Reproduce every entry below precisely; do not include the pictures.

◇ ◇ ◇ ◇

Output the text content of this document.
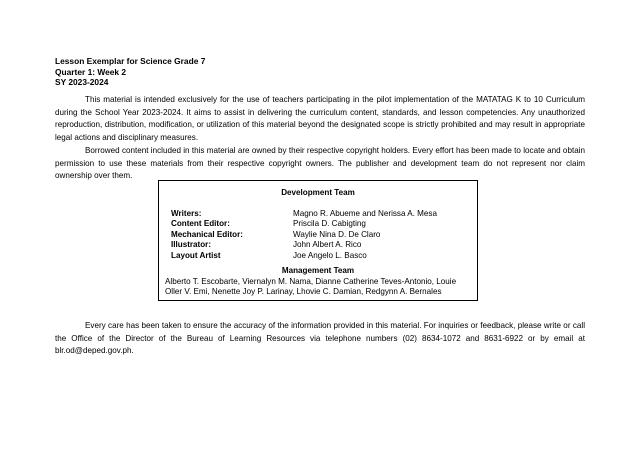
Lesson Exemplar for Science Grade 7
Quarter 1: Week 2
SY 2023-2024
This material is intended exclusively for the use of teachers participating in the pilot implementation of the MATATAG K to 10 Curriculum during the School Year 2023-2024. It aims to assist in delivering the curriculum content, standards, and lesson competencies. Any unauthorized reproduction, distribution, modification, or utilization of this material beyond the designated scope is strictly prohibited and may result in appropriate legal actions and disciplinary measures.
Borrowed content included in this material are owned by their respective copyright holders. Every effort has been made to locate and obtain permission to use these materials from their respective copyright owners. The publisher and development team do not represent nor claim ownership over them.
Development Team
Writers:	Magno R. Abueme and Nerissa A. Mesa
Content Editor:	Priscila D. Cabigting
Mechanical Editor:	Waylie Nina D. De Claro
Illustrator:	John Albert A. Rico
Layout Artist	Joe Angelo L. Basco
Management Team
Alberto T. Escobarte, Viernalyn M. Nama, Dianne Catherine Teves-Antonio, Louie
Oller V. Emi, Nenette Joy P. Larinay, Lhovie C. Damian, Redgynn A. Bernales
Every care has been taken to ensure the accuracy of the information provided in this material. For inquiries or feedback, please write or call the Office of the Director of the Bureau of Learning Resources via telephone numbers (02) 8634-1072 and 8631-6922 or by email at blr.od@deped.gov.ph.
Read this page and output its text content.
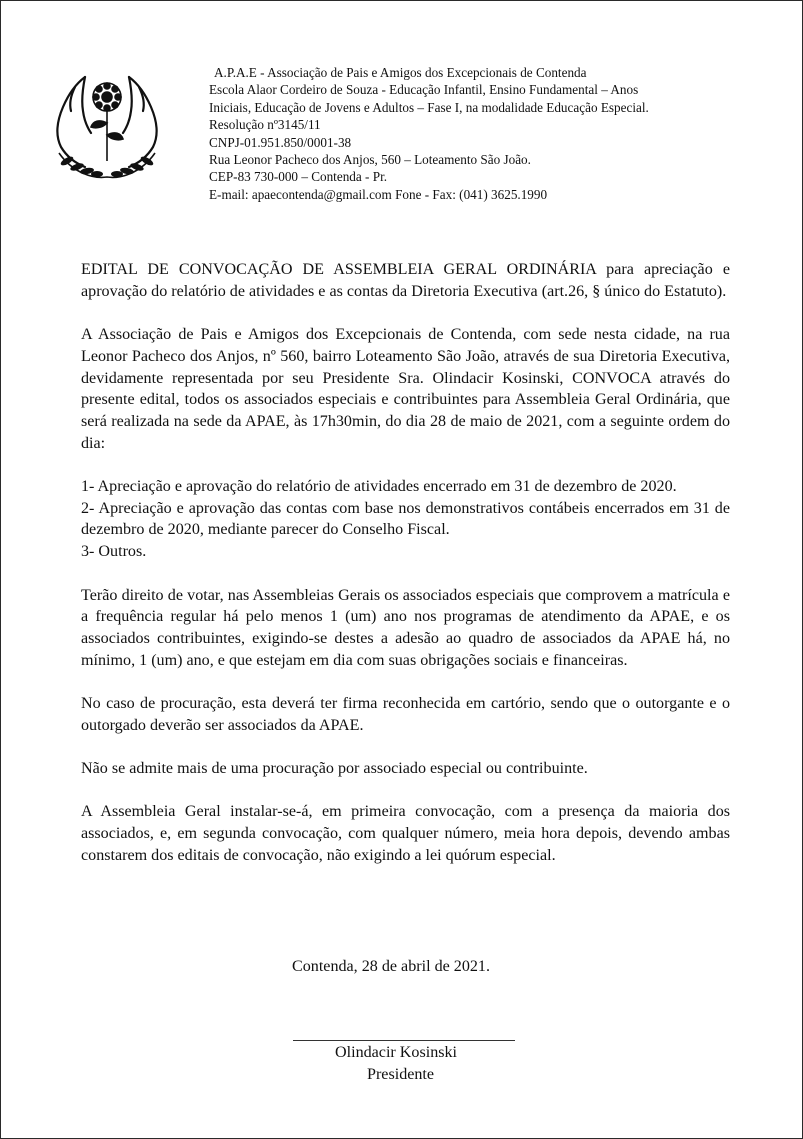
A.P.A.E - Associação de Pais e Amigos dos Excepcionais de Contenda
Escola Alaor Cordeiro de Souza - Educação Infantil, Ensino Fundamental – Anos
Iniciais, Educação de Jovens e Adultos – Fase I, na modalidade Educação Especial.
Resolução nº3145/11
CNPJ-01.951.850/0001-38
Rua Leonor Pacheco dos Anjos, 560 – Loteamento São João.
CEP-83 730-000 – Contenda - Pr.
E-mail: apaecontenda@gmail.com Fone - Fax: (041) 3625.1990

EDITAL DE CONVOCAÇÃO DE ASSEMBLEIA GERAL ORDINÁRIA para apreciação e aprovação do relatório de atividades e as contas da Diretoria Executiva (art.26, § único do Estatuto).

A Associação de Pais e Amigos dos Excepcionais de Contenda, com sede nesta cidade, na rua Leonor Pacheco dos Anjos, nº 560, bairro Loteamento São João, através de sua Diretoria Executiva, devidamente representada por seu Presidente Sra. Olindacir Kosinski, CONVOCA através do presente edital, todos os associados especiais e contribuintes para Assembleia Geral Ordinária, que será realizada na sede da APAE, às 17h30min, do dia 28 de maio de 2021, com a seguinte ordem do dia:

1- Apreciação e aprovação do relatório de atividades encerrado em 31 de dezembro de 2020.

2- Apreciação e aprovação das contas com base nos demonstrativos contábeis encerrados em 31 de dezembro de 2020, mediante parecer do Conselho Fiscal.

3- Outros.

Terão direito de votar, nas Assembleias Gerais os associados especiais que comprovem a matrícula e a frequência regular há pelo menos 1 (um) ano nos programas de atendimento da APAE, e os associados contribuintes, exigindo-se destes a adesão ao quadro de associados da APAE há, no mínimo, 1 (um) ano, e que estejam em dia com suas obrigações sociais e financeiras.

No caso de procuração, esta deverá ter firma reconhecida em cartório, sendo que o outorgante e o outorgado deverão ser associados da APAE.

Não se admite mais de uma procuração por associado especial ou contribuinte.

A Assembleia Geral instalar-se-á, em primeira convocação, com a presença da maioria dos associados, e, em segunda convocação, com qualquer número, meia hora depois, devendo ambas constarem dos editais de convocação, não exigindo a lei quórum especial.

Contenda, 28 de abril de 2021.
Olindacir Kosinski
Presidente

◇ ◇ ◇ ◇

* [Written response]
Output the text content of this document.
Lesson Exemplar for Science Grade 7
Quarter 1: Week 2
SY 2023-2024
This material is intended exclusively for the use of teachers participating in the pilot implementation of the MATATAG K to 10 Curriculum during the School Year 2023-2024. It aims to assist in delivering the curriculum content, standards, and lesson competencies. Any unauthorized reproduction, distribution, modification, or utilization of this material beyond the designated scope is strictly prohibited and may result in appropriate legal actions and disciplinary measures.
Borrowed content included in this material are owned by their respective copyright holders. Every effort has been made to locate and obtain permission to use these materials from their respective copyright owners. The publisher and development team do not represent nor claim ownership over them.
Development Team
Writers:	Magno R. Abueme and Nerissa A. Mesa
Content Editor:	Priscila D. Cabigting
Mechanical Editor:	Waylie Nina D. De Claro
Illustrator:	John Albert A. Rico
Layout Artist	Joe Angelo L. Basco
Management Team
Alberto T. Escobarte, Viernalyn M. Nama, Dianne Catherine Teves-Antonio, Louie
Oller V. Emi, Nenette Joy P. Larinay, Lhovie C. Damian, Redgynn A. Bernales
Every care has been taken to ensure the accuracy of the information provided in this material. For inquiries or feedback, please write or call the Office of the Director of the Bureau of Learning Resources via telephone numbers (02) 8634-1072 and 8631-6922 or by email at blr.od@deped.gov.ph.
Read this page and output its text content.
A.P.A.E - Associação de Pais e Amigos dos Excepcionais de Contenda
Escola Alaor Cordeiro de Souza - Educação Infantil, Ensino Fundamental – Anos
Iniciais, Educação de Jovens e Adultos – Fase I, na modalidade Educação Especial.
Resolução nº3145/11
CNPJ-01.951.850/0001-38
Rua Leonor Pacheco dos Anjos, 560 – Loteamento São João.
CEP-83 730-000 – Contenda - Pr.
E-mail: apaecontenda@gmail.com Fone - Fax: (041) 3625.1990

EDITAL DE CONVOCAÇÃO DE ASSEMBLEIA GERAL ORDINÁRIA para apreciação e aprovação do relatório de atividades e as contas da Diretoria Executiva (art.26, § único do Estatuto).

A Associação de Pais e Amigos dos Excepcionais de Contenda, com sede nesta cidade, na rua Leonor Pacheco dos Anjos, nº 560, bairro Loteamento São João, através de sua Diretoria Executiva, devidamente representada por seu Presidente Sra. Olindacir Kosinski, CONVOCA através do presente edital, todos os associados especiais e contribuintes para Assembleia Geral Ordinária, que será realizada na sede da APAE, às 17h30min, do dia 28 de maio de 2021, com a seguinte ordem do dia:

1- Apreciação e aprovação do relatório de atividades encerrado em 31 de dezembro de 2020.

2- Apreciação e aprovação das contas com base nos demonstrativos contábeis encerrados em 31 de dezembro de 2020, mediante parecer do Conselho Fiscal.

3- Outros.

Terão direito de votar, nas Assembleias Gerais os associados especiais que comprovem a matrícula e a frequência regular há pelo menos 1 (um) ano nos programas de atendimento da APAE, e os associados contribuintes, exigindo-se destes a adesão ao quadro de associados da APAE há, no mínimo, 1 (um) ano, e que estejam em dia com suas obrigações sociais e financeiras.

No caso de procuração, esta deverá ter firma reconhecida em cartório, sendo que o outorgante e o outorgado deverão ser associados da APAE.

Não se admite mais de uma procuração por associado especial ou contribuinte.

A Assembleia Geral instalar-se-á, em primeira convocação, com a presença da maioria dos associados, e, em segunda convocação, com qualquer número, meia hora depois, devendo ambas constarem dos editais de convocação, não exigindo a lei quórum especial.

Contenda, 28 de abril de 2021.
Olindacir Kosinski
Presidente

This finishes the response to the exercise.